TASK STATEMENT: From the leprosy mailing-list letter below, return the passage that opens with the words containing "It is so good" and closes with "superficial peroneal nerve!", copied word for word.

Wednesday, November 16, 2011

Many clinicians are not taught to really examine the nerves


Leprosy Mailing List – November 12th, 2011 
Ref.:   Many clinicians are not taught to really examine the nerves.
From: G. Warren, Sydney, Australia

Dear Dr  Noto,
Thank you very much for publishing the photos and thank you Dr Barreto for sending them in (LML Nov. 7th, 2011). 
It is so good to see good photos of typical cases and, I especially appreciate the photos of the nerves.  Many clinicians are not taught to really examine the nerves and I frequently have been able to make a final diagnosis by finding an altered radial or ulnar nerve on the back of a hand.  One horse jockey had no feeling in some toes and no one could diagnose till I showed them the large superficial peroneal nerve!
One teenager, in Asia, complained of numbness and parasthesia, of index and long fingers and had no other obvious symptoms or signs so the general doctor, to whom he went, sent him  to a psychiatric hospital for many months.  Eventually they got him out and when I saw him he had a very large hard radial nerve on the back of that hand and large lymph nodes in neck and groin.  A Biopsy of one of them showed classical leprosy that even the  experienced professor was thrilled at finding- he was not often sent biopsies of lymph nodes!  Poor boy fortunately he did not develop any further major deformity.  Certainly not the classical case- but something to be aware of.
Thank you for the picture of the sural nerve abscess.  I must confess that although I have felt many nerve abscesses and seen many large sural nerves I have never seen one abscess in that manner in the middle of the calf.  It all goes to show that what we do not look for we will never see!  I wonder what I have missed?  Thank you for that.
Grace Warren.
Castle Hill, Sydney Aust.
Prev.  Advisor for Leprosy for the Leprosy Mission in Asia 1975-1995.

STORED DATA:
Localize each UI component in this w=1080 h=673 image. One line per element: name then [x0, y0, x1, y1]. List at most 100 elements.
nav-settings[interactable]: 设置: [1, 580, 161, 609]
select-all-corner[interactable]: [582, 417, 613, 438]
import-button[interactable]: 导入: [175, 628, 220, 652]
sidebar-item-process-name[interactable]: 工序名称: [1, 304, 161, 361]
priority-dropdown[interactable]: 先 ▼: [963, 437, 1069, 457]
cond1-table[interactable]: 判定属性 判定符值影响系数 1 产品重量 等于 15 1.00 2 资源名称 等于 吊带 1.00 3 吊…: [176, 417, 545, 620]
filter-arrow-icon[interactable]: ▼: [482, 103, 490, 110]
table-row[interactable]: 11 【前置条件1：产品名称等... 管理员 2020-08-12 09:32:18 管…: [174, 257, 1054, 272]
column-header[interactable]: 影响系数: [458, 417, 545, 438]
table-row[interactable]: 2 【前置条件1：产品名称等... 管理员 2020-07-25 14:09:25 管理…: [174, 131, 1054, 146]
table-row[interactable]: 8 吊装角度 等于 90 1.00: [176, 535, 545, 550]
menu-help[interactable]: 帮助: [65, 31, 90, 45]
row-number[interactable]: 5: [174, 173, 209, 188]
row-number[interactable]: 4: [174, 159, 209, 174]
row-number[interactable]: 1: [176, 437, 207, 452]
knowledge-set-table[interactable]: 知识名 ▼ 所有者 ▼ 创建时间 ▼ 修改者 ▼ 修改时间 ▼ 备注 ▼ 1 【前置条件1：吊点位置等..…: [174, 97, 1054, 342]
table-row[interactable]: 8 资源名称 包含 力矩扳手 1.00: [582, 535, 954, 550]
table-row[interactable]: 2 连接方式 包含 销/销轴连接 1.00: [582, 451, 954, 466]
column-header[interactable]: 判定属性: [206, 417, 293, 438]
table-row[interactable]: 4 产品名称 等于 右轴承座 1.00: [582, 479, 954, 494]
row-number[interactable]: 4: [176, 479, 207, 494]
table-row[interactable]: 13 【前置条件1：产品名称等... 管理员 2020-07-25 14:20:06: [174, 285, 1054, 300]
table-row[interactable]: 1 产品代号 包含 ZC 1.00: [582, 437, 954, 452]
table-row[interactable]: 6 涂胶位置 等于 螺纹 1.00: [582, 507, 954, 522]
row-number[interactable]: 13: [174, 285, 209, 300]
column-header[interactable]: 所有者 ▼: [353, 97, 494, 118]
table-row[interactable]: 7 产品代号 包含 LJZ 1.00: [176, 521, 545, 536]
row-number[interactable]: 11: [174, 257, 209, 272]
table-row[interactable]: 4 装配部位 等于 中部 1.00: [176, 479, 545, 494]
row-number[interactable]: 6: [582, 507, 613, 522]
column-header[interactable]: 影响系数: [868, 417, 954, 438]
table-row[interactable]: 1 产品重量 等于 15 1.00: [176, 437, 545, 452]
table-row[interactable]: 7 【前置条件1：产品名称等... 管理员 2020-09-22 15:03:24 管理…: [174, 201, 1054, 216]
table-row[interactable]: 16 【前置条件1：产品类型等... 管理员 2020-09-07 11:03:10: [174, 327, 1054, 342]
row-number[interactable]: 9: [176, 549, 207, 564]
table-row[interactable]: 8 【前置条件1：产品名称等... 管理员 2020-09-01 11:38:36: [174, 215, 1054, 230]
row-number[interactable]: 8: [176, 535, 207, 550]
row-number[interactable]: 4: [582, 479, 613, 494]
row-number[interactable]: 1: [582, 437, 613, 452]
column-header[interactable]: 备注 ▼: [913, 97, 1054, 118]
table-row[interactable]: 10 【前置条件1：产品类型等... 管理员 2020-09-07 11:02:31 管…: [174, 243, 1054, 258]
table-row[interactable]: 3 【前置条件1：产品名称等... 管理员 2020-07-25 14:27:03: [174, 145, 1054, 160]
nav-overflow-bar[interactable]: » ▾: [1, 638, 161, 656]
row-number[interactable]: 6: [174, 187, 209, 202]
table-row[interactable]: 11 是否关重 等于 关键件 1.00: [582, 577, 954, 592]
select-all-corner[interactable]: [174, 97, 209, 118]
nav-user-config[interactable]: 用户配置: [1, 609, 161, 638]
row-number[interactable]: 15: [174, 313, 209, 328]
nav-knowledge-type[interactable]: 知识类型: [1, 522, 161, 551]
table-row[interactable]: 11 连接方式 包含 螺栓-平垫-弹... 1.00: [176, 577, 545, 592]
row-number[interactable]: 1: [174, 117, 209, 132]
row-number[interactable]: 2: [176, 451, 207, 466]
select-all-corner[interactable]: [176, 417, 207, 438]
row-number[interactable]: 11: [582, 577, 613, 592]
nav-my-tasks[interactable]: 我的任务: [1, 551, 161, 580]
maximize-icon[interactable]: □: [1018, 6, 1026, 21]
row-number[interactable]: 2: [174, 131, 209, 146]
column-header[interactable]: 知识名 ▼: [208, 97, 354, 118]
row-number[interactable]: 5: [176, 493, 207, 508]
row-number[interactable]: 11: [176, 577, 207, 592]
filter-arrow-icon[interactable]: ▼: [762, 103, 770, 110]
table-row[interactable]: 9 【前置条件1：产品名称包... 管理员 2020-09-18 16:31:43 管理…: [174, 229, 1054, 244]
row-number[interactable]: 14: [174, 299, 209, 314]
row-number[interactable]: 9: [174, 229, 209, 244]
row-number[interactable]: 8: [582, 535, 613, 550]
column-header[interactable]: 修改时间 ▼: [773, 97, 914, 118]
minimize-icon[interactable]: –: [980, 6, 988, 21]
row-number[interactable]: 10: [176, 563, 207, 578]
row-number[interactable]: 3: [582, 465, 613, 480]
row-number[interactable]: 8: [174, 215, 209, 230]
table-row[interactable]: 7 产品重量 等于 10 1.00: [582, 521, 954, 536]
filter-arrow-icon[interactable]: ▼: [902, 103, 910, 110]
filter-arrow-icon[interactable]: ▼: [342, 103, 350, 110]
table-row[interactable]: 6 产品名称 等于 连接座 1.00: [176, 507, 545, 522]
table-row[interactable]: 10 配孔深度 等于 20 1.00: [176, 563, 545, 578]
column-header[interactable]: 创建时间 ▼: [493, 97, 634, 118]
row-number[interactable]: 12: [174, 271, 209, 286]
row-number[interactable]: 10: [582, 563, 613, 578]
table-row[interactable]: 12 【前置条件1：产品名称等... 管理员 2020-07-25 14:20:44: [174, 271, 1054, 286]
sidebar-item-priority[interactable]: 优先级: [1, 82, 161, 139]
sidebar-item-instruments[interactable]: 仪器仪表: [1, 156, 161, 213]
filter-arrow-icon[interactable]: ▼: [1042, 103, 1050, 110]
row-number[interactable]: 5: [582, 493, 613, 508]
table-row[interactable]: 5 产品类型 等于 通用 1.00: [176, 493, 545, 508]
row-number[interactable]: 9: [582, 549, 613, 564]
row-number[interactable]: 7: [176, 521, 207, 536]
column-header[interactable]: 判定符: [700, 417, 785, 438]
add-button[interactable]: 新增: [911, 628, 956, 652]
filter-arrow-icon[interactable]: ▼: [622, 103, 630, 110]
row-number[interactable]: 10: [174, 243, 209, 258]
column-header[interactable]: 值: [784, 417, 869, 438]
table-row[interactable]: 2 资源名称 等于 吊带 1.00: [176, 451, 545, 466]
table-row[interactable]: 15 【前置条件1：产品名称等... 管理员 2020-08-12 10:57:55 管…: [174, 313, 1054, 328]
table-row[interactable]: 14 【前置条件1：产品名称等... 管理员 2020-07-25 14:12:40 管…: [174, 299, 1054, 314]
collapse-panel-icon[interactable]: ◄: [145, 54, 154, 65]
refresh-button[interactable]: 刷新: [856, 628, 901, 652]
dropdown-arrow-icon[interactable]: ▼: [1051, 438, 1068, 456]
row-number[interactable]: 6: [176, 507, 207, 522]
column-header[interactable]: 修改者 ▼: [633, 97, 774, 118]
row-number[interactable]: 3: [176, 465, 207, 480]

OUTPUT OF THE TASK:
It is so good to see good photos of typical cases and, I especially appreciate the photos of the nerves.  Many clinicians are not taught to really examine the nerves and I frequently have been able to make a final diagnosis by finding an altered radial or ulnar nerve on the back of a hand.  One horse jockey had no feeling in some toes and no one could diagnose till I showed them the large superficial peroneal nerve!